Aim - Repeat the whole listing exactly as written.
____
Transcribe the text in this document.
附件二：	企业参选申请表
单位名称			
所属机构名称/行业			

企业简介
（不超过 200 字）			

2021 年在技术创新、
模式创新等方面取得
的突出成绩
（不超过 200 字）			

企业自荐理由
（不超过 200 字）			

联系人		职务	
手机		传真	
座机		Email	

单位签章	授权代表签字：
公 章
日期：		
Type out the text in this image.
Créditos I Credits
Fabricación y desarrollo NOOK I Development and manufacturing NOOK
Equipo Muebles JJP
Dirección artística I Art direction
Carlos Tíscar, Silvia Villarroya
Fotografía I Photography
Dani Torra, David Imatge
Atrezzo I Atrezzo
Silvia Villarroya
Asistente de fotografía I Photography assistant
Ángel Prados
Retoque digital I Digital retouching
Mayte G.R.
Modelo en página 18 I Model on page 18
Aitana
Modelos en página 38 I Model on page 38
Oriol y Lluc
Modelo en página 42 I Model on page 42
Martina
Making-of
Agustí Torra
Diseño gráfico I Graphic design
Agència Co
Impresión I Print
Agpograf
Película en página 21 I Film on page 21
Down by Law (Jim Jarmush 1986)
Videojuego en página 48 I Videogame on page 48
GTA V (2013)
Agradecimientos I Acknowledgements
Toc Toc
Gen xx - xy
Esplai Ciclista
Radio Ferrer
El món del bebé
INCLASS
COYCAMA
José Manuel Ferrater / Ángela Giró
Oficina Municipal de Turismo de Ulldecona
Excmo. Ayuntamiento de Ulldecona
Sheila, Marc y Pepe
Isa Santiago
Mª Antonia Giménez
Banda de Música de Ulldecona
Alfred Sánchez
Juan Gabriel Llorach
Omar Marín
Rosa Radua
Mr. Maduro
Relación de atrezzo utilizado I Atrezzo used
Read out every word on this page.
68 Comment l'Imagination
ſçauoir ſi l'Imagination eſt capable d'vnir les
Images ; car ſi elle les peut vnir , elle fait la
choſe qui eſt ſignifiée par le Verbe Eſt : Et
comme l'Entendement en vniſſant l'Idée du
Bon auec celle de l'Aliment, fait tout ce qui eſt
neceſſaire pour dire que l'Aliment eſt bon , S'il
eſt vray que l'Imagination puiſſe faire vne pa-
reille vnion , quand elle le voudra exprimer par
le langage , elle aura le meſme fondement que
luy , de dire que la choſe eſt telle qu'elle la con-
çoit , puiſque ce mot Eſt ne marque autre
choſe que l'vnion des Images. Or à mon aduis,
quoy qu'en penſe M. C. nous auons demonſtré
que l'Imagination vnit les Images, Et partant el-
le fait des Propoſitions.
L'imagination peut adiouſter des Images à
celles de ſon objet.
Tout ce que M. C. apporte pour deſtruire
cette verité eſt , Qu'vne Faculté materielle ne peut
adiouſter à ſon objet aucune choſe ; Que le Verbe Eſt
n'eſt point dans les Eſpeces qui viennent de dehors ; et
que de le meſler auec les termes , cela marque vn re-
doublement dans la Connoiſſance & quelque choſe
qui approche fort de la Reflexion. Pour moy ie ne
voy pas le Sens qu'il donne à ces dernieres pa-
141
____
Exercise result -
Transcribe the text in this document.
附件二：	企业参选申请表
单位名称			
所属机构名称/行业			

企业简介
（不超过 200 字）			

2021 年在技术创新、
模式创新等方面取得
的突出成绩
（不超过 200 字）			

企业自荐理由
（不超过 200 字）			

联系人		职务	
手机		传真	
座机		Email	

单位签章	授权代表签字：
公 章
日期：		
Type out the text in this image.
Créditos I Credits
Fabricación y desarrollo NOOK I Development and manufacturing NOOK
Equipo Muebles JJP
Dirección artística I Art direction
Carlos Tíscar, Silvia Villarroya
Fotografía I Photography
Dani Torra, David Imatge
Atrezzo I Atrezzo
Silvia Villarroya
Asistente de fotografía I Photography assistant
Ángel Prados
Retoque digital I Digital retouching
Mayte G.R.
Modelo en página 18 I Model on page 18
Aitana
Modelos en página 38 I Model on page 38
Oriol y Lluc
Modelo en página 42 I Model on page 42
Martina
Making-of
Agustí Torra
Diseño gráfico I Graphic design
Agència Co
Impresión I Print
Agpograf
Película en página 21 I Film on page 21
Down by Law (Jim Jarmush 1986)
Videojuego en página 48 I Videogame on page 48
GTA V (2013)
Agradecimientos I Acknowledgements
Toc Toc
Gen xx - xy
Esplai Ciclista
Radio Ferrer
El món del bebé
INCLASS
COYCAMA
José Manuel Ferrater / Ángela Giró
Oficina Municipal de Turismo de Ulldecona
Excmo. Ayuntamiento de Ulldecona
Sheila, Marc y Pepe
Isa Santiago
Mª Antonia Giménez
Banda de Música de Ulldecona
Alfred Sánchez
Juan Gabriel Llorach
Omar Marín
Rosa Radua
Mr. Maduro
Relación de atrezzo utilizado I Atrezzo used
Read out every word on this page.
68 Comment l'Imagination
ſçauoir ſi l'Imagination eſt capable d'vnir les
Images ; car ſi elle les peut vnir , elle fait la
choſe qui eſt ſignifiée par le Verbe Eſt : Et
comme l'Entendement en vniſſant l'Idée du
Bon auec celle de l'Aliment, fait tout ce qui eſt
neceſſaire pour dire que l'Aliment eſt bon , S'il
eſt vray que l'Imagination puiſſe faire vne pa-
reille vnion , quand elle le voudra exprimer par
le langage , elle aura le meſme fondement que
luy , de dire que la choſe eſt telle qu'elle la con-
çoit , puiſque ce mot Eſt ne marque autre
choſe que l'vnion des Images. Or à mon aduis,
quoy qu'en penſe M. C. nous auons demonſtré
que l'Imagination vnit les Images, Et partant el-
le fait des Propoſitions.
L'imagination peut adiouſter des Images à
celles de ſon objet.
Tout ce que M. C. apporte pour deſtruire
cette verité eſt , Qu'vne Faculté materielle ne peut
adiouſter à ſon objet aucune choſe ; Que le Verbe Eſt
n'eſt point dans les Eſpeces qui viennent de dehors ; et
que de le meſler auec les termes , cela marque vn re-
doublement dans la Connoiſſance & quelque choſe
qui approche fort de la Reflexion. Pour moy ie ne
voy pas le Sens qu'il donne à ces dernieres pa-
141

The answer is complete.